# Start of Provided data

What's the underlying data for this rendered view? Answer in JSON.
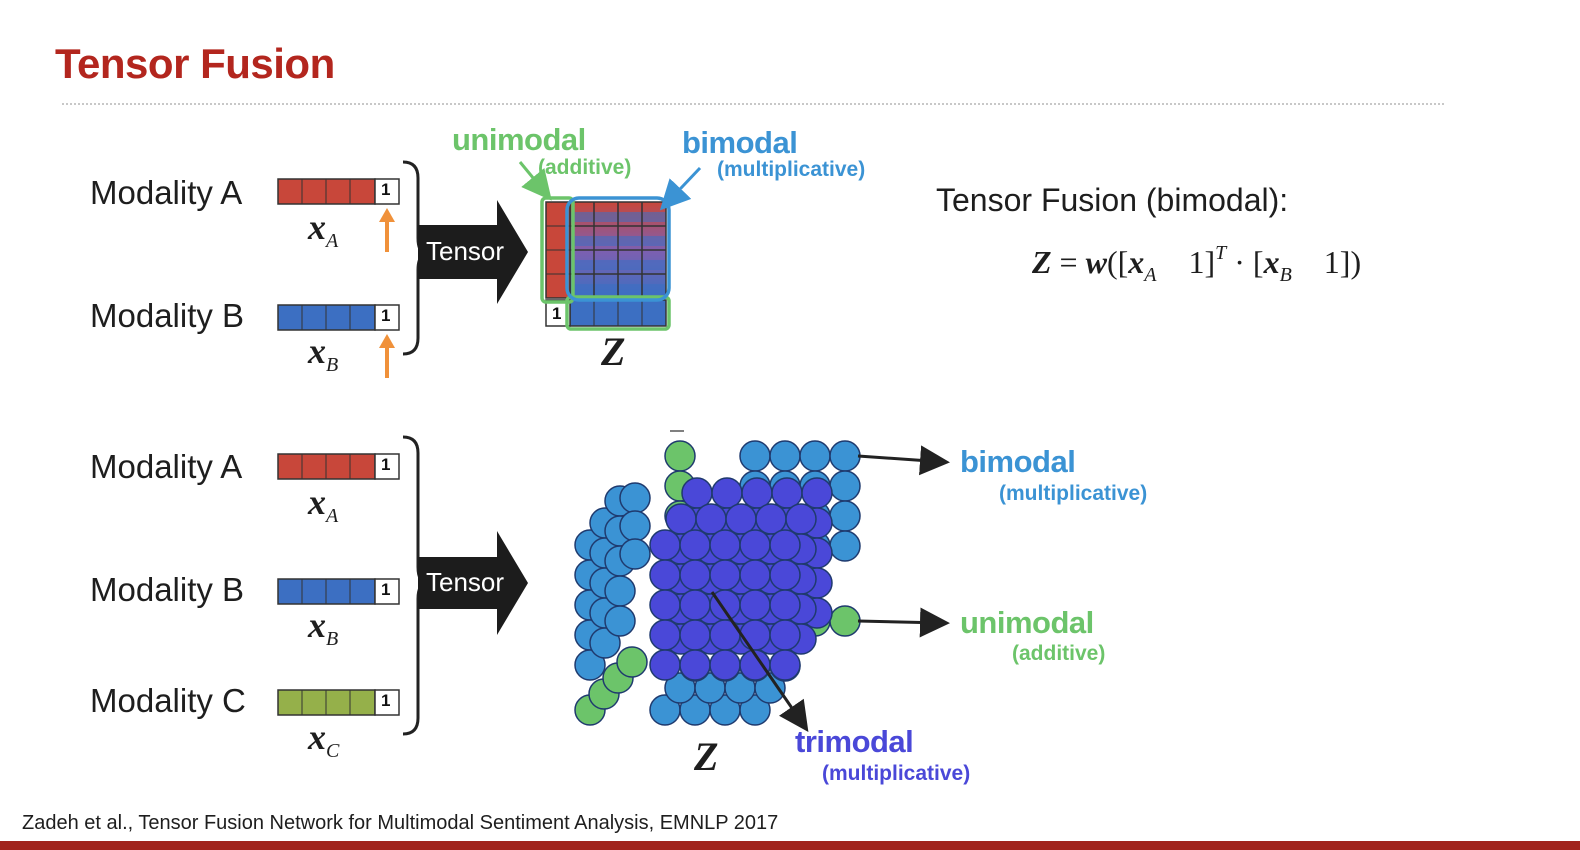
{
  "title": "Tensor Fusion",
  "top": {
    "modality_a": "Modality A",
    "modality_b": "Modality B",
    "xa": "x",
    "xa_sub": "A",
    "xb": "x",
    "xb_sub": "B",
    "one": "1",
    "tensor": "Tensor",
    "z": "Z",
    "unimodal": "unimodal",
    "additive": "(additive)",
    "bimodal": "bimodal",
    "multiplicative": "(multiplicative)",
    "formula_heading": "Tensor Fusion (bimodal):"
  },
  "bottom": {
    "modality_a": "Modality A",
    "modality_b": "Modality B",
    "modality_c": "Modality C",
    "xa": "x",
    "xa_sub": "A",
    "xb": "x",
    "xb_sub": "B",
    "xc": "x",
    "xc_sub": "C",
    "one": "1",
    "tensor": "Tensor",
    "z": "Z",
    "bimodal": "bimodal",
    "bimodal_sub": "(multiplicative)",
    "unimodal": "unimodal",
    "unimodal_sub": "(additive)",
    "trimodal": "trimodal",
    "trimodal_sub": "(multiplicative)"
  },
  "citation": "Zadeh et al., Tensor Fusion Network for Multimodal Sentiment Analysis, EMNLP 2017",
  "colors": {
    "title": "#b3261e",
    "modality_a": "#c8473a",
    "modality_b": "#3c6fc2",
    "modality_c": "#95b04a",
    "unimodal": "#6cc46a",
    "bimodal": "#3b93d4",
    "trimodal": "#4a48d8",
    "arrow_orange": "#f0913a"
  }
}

# End of Provided data

Task description:
Copy all the lines of data exactly as they appear, dropping any images.

Exercise output:
What's the underlying data for this rendered view? Answer in JSON.
{
  "title": "Tensor Fusion",
  "top": {
    "modality_a": "Modality A",
    "modality_b": "Modality B",
    "xa": "x",
    "xa_sub": "A",
    "xb": "x",
    "xb_sub": "B",
    "one": "1",
    "tensor": "Tensor",
    "z": "Z",
    "unimodal": "unimodal",
    "additive": "(additive)",
    "bimodal": "bimodal",
    "multiplicative": "(multiplicative)",
    "formula_heading": "Tensor Fusion (bimodal):"
  },
  "bottom": {
    "modality_a": "Modality A",
    "modality_b": "Modality B",
    "modality_c": "Modality C",
    "xa": "x",
    "xa_sub": "A",
    "xb": "x",
    "xb_sub": "B",
    "xc": "x",
    "xc_sub": "C",
    "one": "1",
    "tensor": "Tensor",
    "z": "Z",
    "bimodal": "bimodal",
    "bimodal_sub": "(multiplicative)",
    "unimodal": "unimodal",
    "unimodal_sub": "(additive)",
    "trimodal": "trimodal",
    "trimodal_sub": "(multiplicative)"
  },
  "citation": "Zadeh et al., Tensor Fusion Network for Multimodal Sentiment Analysis, EMNLP 2017",
  "colors": {
    "title": "#b3261e",
    "modality_a": "#c8473a",
    "modality_b": "#3c6fc2",
    "modality_c": "#95b04a",
    "unimodal": "#6cc46a",
    "bimodal": "#3b93d4",
    "trimodal": "#4a48d8",
    "arrow_orange": "#f0913a"
  }
}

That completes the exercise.